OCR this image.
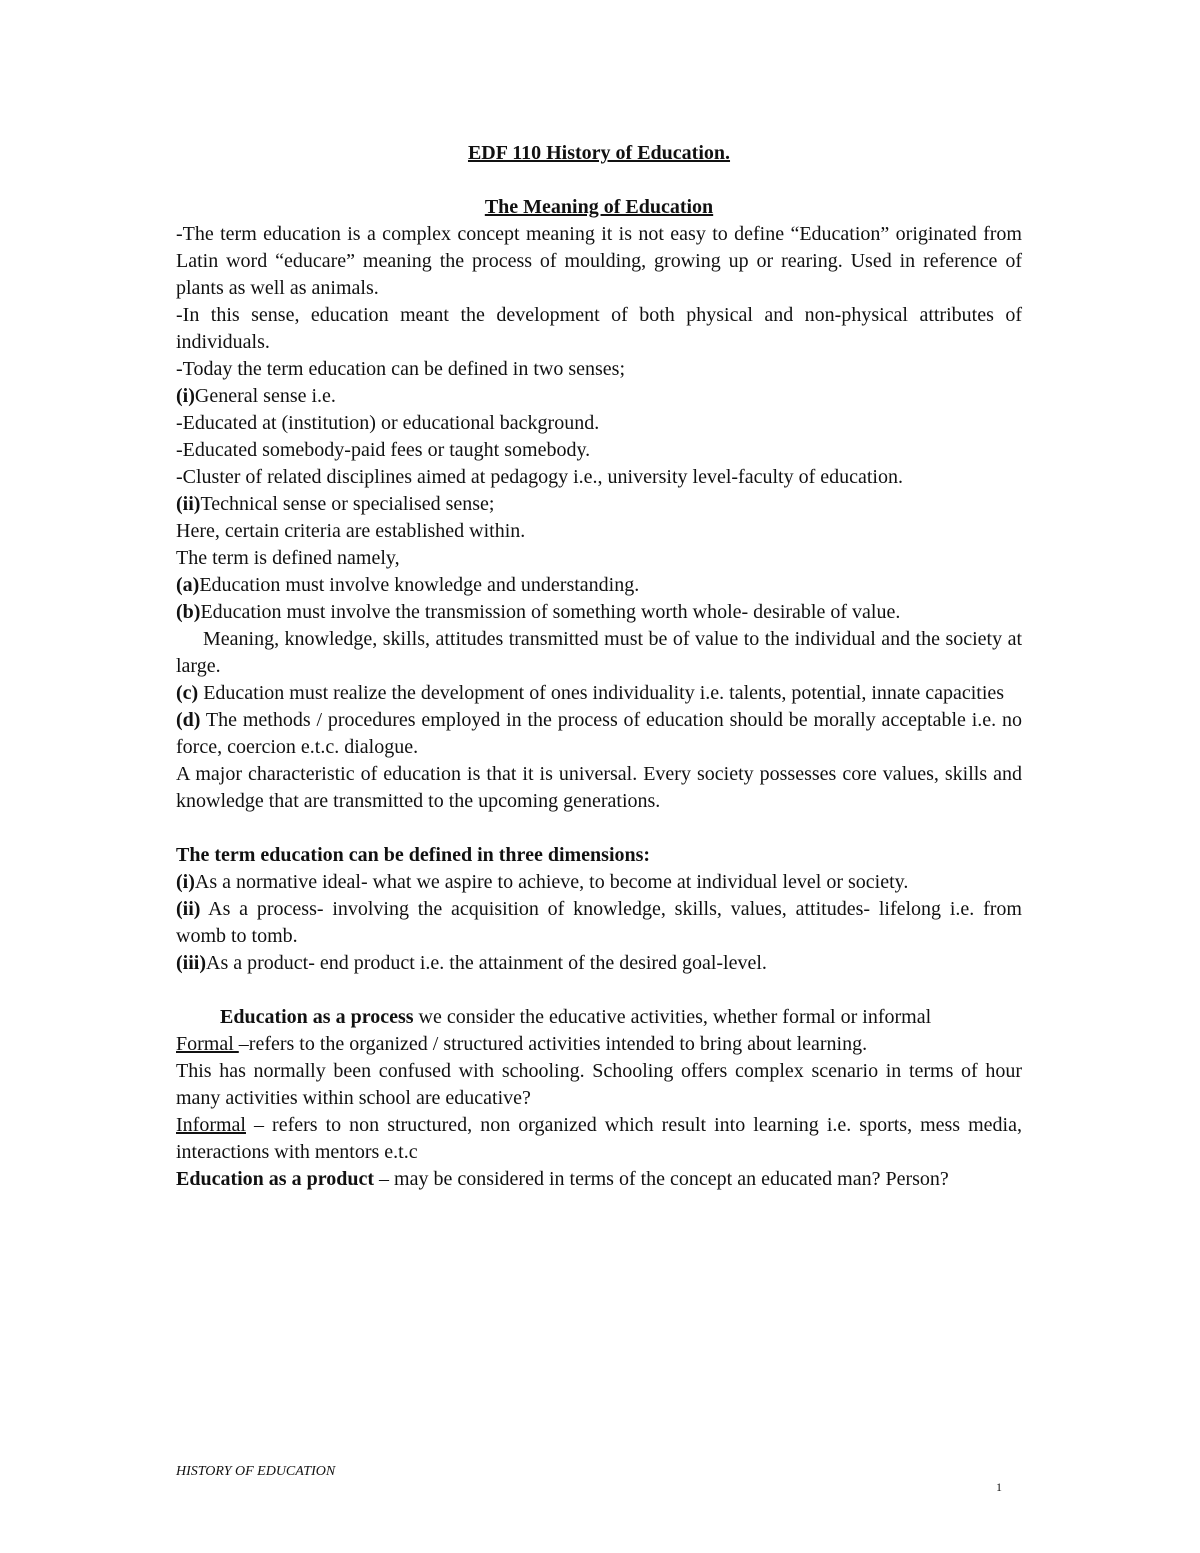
EDF 110 History of Education.
The Meaning of Education
-The term education is a complex concept meaning it is not easy to define “Education” originated from Latin word “educare” meaning the process of moulding, growing up or rearing. Used in reference of plants as well as animals.
-In this sense, education meant the development of both physical and non-physical attributes of individuals.
-Today the term education can be defined in two senses;
(i)General sense i.e.
-Educated at (institution) or educational background.
-Educated somebody-paid fees or taught somebody.
-Cluster of related disciplines aimed at pedagogy i.e., university level-faculty of education.
(ii)Technical sense or specialised sense;
Here, certain criteria are established within.
The term is defined namely,
(a)Education must involve knowledge and understanding.
(b)Education must involve the transmission of something worth whole- desirable of value.
Meaning, knowledge, skills, attitudes transmitted must be of value to the individual and the society at large.
(c) Education must realize the development of ones individuality i.e. talents, potential, innate capacities
(d) The methods / procedures employed in the process of education should be morally acceptable i.e. no force, coercion e.t.c. dialogue.
A major characteristic of education is that it is universal. Every society possesses core values, skills and knowledge that are transmitted to the upcoming generations.
The term education can be defined in three dimensions:
(i)As a normative ideal- what we aspire to achieve, to become at individual level or society.
(ii) As a process- involving the acquisition of knowledge, skills, values, attitudes- lifelong i.e. from womb to tomb.
(iii)As a product- end product i.e. the attainment of the desired goal-level.
Education as a process we consider the educative activities, whether formal or informal
Formal –refers to the organized / structured activities intended to bring about learning.
This has normally been confused with schooling. Schooling offers complex scenario in terms of hour many activities within school are educative?
Informal – refers to non structured, non organized which result into learning i.e. sports, mess media, interactions with mentors e.t.c
Education as a product – may be considered in terms of the concept an educated man? Person?
HISTORY OF EDUCATION
1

Task instructions: Output all of the entries verbatim, leaving out any images.

Response to this task:
OCR this image.
EDF 110 History of Education.
The Meaning of Education
-The term education is a complex concept meaning it is not easy to define “Education” originated from Latin word “educare” meaning the process of moulding, growing up or rearing. Used in reference of plants as well as animals.
-In this sense, education meant the development of both physical and non-physical attributes of individuals.
-Today the term education can be defined in two senses;
(i)General sense i.e.
-Educated at (institution) or educational background.
-Educated somebody-paid fees or taught somebody.
-Cluster of related disciplines aimed at pedagogy i.e., university level-faculty of education.
(ii)Technical sense or specialised sense;
Here, certain criteria are established within.
The term is defined namely,
(a)Education must involve knowledge and understanding.
(b)Education must involve the transmission of something worth whole- desirable of value.
Meaning, knowledge, skills, attitudes transmitted must be of value to the individual and the society at large.
(c) Education must realize the development of ones individuality i.e. talents, potential, innate capacities
(d) The methods / procedures employed in the process of education should be morally acceptable i.e. no force, coercion e.t.c. dialogue.
A major characteristic of education is that it is universal. Every society possesses core values, skills and knowledge that are transmitted to the upcoming generations.
The term education can be defined in three dimensions:
(i)As a normative ideal- what we aspire to achieve, to become at individual level or society.
(ii) As a process- involving the acquisition of knowledge, skills, values, attitudes- lifelong i.e. from womb to tomb.
(iii)As a product- end product i.e. the attainment of the desired goal-level.
Education as a process we consider the educative activities, whether formal or informal
Formal –refers to the organized / structured activities intended to bring about learning.
This has normally been confused with schooling. Schooling offers complex scenario in terms of hour many activities within school are educative?
Informal – refers to non structured, non organized which result into learning i.e. sports, mess media, interactions with mentors e.t.c
Education as a product – may be considered in terms of the concept an educated man? Person?
HISTORY OF EDUCATION
1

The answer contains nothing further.